- [INPUT ROWS]
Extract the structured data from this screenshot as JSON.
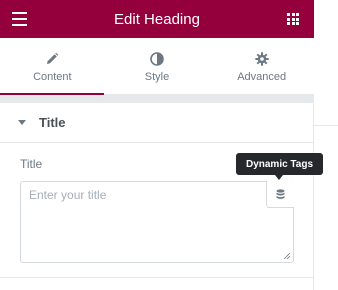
{
  "header": {
    "title": "Edit Heading",
    "menu_icon": "hamburger-icon",
    "apps_icon": "grid-icon",
    "background_color": "#93003c"
  },
  "tabs": [
    {
      "label": "Content",
      "icon": "pencil-icon",
      "active": true
    },
    {
      "label": "Style",
      "icon": "half-circle-icon",
      "active": false
    },
    {
      "label": "Advanced",
      "icon": "gear-icon",
      "active": false
    }
  ],
  "section": {
    "title": "Title",
    "expanded": true
  },
  "field": {
    "label": "Title",
    "placeholder": "Enter your title",
    "value": ""
  },
  "dynamic_tags": {
    "tooltip": "Dynamic Tags",
    "icon": "database-icon"
  },
  "colors": {
    "accent": "#93003c",
    "text": "#6d7882",
    "tooltip_bg": "#26292c"
  }
}
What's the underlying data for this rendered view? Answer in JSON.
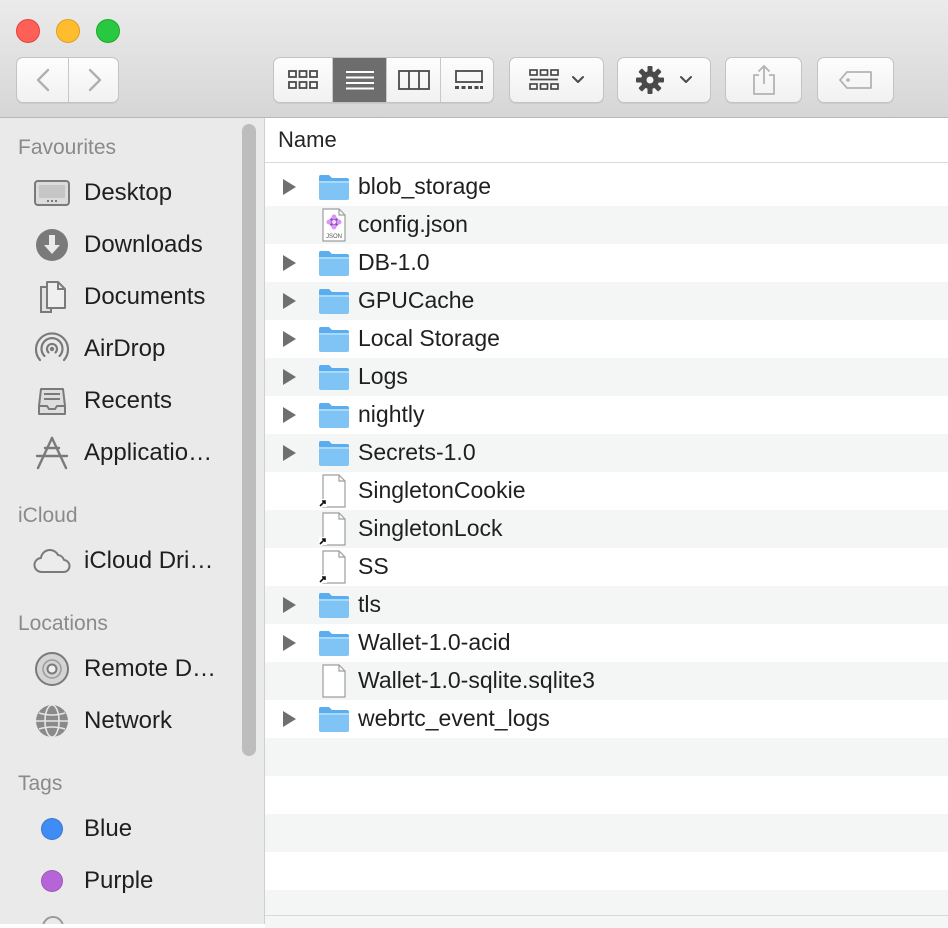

- [WRITTEN REQUEST] Can the entries above be repeated exactly, without their pictures?

- [SOLUTION TO THIS EXERCISE]
Extract the structured data from this screenshot as JSON.
{
  "header": {
    "title": "Edit Heading",
    "menu_icon": "hamburger-icon",
    "apps_icon": "grid-icon",
    "background_color": "#93003c"
  },
  "tabs": [
    {
      "label": "Content",
      "icon": "pencil-icon",
      "active": true
    },
    {
      "label": "Style",
      "icon": "half-circle-icon",
      "active": false
    },
    {
      "label": "Advanced",
      "icon": "gear-icon",
      "active": false
    }
  ],
  "section": {
    "title": "Title",
    "expanded": true
  },
  "field": {
    "label": "Title",
    "placeholder": "Enter your title",
    "value": ""
  },
  "dynamic_tags": {
    "tooltip": "Dynamic Tags",
    "icon": "database-icon"
  },
  "colors": {
    "accent": "#93003c",
    "text": "#6d7882",
    "tooltip_bg": "#26292c"
  }
}
What's the underlying data for this rendered view? Answer in JSON.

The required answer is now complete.